Dataset records on visual material:

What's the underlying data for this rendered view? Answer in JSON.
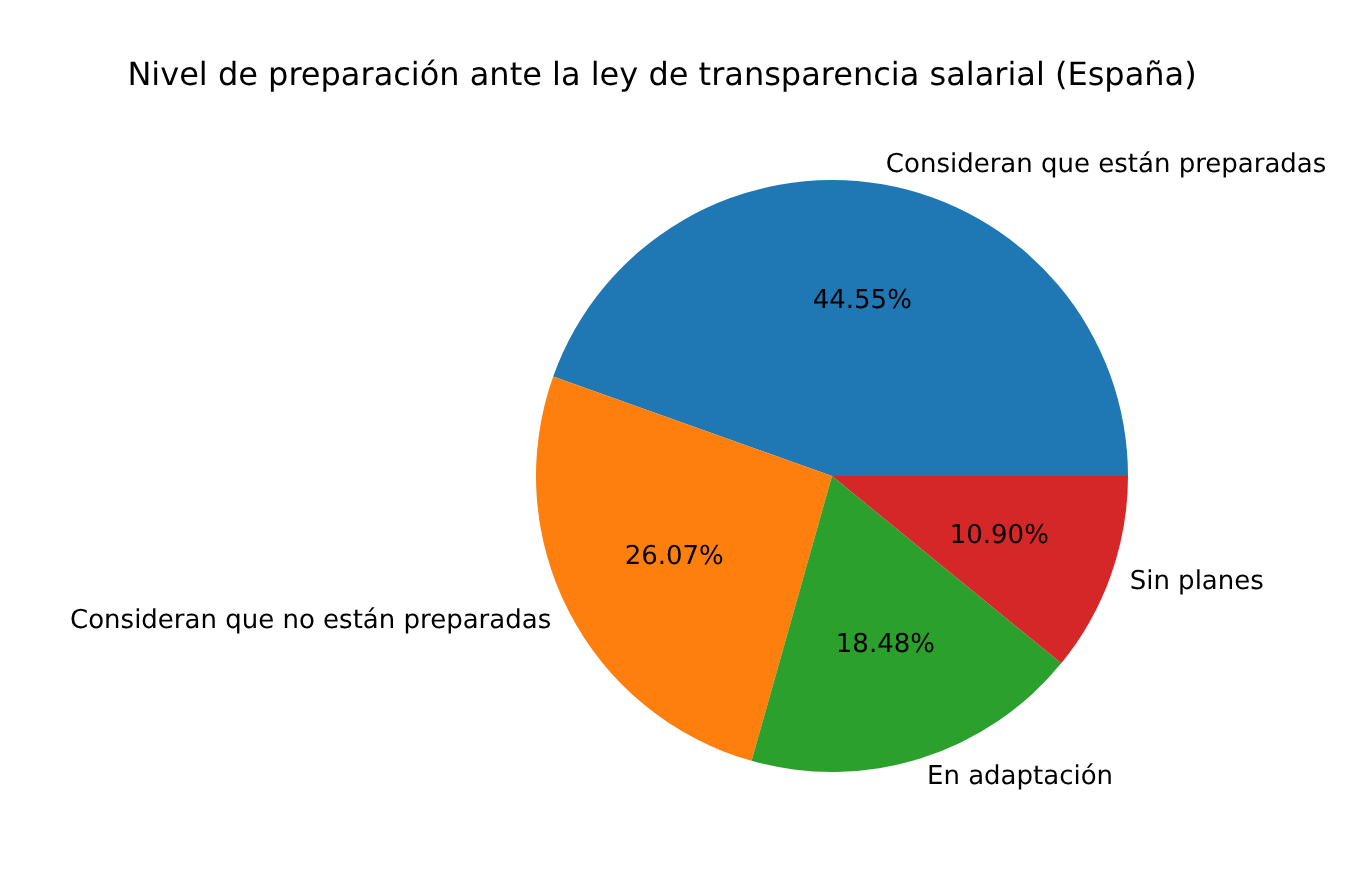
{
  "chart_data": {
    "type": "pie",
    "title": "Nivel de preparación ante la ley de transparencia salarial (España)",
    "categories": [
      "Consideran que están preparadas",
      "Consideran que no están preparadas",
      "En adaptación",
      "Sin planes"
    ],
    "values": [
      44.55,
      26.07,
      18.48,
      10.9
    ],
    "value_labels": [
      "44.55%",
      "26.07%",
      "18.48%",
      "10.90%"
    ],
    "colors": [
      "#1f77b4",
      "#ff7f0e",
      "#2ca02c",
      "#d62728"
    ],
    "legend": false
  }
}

What you are asked to do
Write out all the entries exactly, except for the pictures.

The response
What's the underlying data for this rendered view? Answer in JSON.
{
  "chart_data": {
    "type": "pie",
    "title": "Nivel de preparación ante la ley de transparencia salarial (España)",
    "categories": [
      "Consideran que están preparadas",
      "Consideran que no están preparadas",
      "En adaptación",
      "Sin planes"
    ],
    "values": [
      44.55,
      26.07,
      18.48,
      10.9
    ],
    "value_labels": [
      "44.55%",
      "26.07%",
      "18.48%",
      "10.90%"
    ],
    "colors": [
      "#1f77b4",
      "#ff7f0e",
      "#2ca02c",
      "#d62728"
    ],
    "legend": false
  }
}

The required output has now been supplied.